Text section:
Shortly after the election of François Hollande as French president, Carmignac criticized the proposed tax hikes, instead encouraging the President to implement structural political and economic reforms in an open letter published in the Financial Times. It was picked up by several French dailies, including Le Monde.

In 2025, Edouard Carmignac spoke about the power of AI to transform economies and businesses stating we are “entering an era of unprecedented change.” He claims Europe risks “lagging far behind” and must react quickly to help ensure the preservation of European sovereignty.

== Personal life and family ==

=== Children ===
Édouard Carmignac is the father of five children, three sons and two daughters.

His son Charles Carmignac was the lead guitar of the Franco-American music group Moriarty, founded in 1995. He has also been the director of Fondation Carmignac since 2017and joined the board of the asset management company as a non-executive director in 2025.

His daughter Maxime is the only sibling working in the family owned asset management company. Following employment with Morgan Stanley, Lazard Frères and McKinsey, she joined Carmignac in 2006 as a fund manager, before leaving in 2008 to work for a hedge fund in New York. Since 2013, she is managing director of Carmignac's London office. She is considered to be the primary candidate to eventually succeed Edouard Carmignac.

His second daughter, Lucrèce, is a theater and film actress.

Dataset items:
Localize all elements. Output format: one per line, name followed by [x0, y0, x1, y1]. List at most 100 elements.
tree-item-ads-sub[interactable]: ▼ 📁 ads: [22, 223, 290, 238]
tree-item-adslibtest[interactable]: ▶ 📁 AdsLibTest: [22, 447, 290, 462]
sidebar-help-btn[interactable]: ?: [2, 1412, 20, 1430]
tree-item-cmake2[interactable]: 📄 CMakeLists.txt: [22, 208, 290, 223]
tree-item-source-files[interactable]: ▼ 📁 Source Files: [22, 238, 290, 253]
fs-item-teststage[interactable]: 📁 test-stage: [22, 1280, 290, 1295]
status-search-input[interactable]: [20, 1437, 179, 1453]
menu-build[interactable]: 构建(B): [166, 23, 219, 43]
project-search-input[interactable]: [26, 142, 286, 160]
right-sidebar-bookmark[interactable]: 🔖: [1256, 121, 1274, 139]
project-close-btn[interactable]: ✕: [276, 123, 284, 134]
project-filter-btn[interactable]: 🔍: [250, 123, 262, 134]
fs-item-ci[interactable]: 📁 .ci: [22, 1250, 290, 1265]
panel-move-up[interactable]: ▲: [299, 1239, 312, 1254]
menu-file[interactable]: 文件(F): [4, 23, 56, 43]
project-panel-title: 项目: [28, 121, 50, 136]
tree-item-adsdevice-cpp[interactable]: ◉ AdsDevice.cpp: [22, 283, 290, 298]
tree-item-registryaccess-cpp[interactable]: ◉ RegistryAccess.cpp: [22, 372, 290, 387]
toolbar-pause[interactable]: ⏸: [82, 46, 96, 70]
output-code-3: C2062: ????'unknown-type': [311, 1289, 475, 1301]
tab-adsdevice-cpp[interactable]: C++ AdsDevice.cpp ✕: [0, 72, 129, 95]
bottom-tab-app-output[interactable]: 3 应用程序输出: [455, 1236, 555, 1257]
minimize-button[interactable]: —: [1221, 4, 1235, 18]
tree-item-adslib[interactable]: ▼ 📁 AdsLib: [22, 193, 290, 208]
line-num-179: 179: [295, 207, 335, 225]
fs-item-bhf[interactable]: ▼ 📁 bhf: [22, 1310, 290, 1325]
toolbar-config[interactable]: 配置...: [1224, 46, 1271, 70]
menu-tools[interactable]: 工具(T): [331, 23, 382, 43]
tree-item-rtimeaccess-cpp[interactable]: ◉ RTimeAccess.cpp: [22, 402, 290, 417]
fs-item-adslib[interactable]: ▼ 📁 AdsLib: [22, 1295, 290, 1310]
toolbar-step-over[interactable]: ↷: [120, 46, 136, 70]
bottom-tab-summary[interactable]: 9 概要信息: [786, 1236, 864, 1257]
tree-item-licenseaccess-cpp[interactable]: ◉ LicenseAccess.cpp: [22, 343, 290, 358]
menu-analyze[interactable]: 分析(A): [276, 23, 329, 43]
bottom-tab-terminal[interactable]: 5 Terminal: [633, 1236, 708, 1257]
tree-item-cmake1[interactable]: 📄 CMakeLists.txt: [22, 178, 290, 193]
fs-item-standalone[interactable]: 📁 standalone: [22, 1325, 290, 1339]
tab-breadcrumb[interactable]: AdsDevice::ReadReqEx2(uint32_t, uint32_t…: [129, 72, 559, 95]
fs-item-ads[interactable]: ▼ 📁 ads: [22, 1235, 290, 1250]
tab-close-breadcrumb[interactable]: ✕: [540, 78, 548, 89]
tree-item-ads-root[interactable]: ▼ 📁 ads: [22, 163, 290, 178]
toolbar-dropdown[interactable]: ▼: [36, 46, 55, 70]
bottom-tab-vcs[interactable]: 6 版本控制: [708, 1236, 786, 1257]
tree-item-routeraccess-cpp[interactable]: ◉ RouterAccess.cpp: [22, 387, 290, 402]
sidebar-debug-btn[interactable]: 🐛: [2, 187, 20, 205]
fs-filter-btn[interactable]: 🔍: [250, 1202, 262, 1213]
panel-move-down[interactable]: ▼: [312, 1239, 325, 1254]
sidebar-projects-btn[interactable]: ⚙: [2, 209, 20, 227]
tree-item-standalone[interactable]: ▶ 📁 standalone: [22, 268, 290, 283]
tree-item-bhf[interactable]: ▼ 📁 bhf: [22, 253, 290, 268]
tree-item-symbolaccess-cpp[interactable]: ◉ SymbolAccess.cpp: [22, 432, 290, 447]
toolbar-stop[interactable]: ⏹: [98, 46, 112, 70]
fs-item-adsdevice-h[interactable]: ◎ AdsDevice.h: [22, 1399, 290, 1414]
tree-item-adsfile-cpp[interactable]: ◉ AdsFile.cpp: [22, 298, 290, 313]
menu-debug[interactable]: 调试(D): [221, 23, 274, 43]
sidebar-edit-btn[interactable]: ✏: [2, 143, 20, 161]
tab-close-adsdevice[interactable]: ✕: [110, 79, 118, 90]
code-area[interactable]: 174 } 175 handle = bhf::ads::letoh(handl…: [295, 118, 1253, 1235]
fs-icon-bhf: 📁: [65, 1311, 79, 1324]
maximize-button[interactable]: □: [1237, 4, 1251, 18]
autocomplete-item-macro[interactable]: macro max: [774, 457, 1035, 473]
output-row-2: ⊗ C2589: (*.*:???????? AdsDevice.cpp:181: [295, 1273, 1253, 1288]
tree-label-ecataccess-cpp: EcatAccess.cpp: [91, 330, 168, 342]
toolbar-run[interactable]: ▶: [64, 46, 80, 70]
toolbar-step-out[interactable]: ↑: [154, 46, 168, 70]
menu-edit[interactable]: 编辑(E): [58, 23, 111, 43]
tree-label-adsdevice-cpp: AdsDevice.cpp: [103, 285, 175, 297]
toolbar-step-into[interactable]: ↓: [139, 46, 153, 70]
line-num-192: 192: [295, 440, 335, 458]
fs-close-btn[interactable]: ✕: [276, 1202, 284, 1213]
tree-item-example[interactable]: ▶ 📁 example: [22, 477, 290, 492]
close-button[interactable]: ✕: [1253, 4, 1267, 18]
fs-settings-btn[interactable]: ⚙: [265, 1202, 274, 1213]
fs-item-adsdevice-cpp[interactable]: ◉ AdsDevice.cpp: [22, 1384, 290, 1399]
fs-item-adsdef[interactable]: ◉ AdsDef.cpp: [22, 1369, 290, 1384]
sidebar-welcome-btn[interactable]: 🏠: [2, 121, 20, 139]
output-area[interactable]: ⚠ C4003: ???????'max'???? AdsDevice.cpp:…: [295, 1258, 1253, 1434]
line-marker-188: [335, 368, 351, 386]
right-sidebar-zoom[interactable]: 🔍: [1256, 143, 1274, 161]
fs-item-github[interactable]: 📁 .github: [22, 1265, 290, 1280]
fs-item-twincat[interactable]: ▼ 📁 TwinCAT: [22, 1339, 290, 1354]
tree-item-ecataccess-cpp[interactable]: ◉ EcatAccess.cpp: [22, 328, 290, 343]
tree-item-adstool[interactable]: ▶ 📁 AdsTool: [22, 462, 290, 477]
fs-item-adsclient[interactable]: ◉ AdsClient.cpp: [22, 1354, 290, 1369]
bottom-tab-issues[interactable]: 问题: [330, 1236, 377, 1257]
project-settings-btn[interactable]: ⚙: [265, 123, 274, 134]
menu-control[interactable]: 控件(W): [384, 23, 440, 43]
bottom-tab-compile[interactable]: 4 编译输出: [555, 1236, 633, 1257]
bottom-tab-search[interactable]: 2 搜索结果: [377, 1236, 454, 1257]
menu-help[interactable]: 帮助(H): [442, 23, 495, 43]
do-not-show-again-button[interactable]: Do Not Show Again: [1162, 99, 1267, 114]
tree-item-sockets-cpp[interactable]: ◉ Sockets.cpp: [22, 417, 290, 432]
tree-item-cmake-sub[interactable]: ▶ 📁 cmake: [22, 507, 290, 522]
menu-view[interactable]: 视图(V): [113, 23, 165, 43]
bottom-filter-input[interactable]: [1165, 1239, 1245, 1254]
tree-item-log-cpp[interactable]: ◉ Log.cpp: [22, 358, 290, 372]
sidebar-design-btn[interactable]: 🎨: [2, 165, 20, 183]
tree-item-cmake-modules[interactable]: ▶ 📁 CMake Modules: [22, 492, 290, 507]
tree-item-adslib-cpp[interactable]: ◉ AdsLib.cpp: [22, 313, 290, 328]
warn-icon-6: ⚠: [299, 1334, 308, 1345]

Directions:
1. Rewrite the paragraph of the Édouard Carmignac text that begins "His daughter Maxime" as a short bulleted list that keeps its main facts.
2. Resume the text about Édouard Carmignac, starting right after its last sentence.

Results of the tasks:
1.
- Maxime is the only one of the siblings who works in the family-owned asset management company.
- She was employed at Morgan Stanley, Lazard Frères and McKinsey.
- She joined Carmignac as a fund manager in 2006.
- She left in 2008 to work for a hedge fund in New York.
- Since 2013 she has been managing director of Carmignac's London office.
- She is considered the primary candidate to eventually succeed Edouard Carmignac.

2.
Hugues Carmignac is the founder of two start-ups.

=== Hobbies and interests ===
Carmignac plays polo as captain of the "Talandracas" team, along with his son Hugues. With Talandracas, Carmignac won the Deauville gold cup in 2002, 2004, 2010, 2013, 2016 and 2019, as well as the Queen's Cup in England in 2011 and 2024.

Carmignac has described himself as a "compulsive" art collector. His first acquisition was a lithograph by Max Ernst, portraying a scene from Alice in Wonderland. He has acquired paintings by Basquiat, Roy Lichtenstein and Gerhard Richter, among others. Two paintings of Lenin and Mao by Andy Warhol are in his office.

American painter Jean-Michel Basquiat painted Carmignac in 1984, with "a small C in a circle at the bottom" of the portrait becoming the inspiration for Carmignac's corporate logo.

=== Net worth ===
As of 2020, he is ranked 1990th on Forbes list of billionaires with an estimated net worth of $1 billion.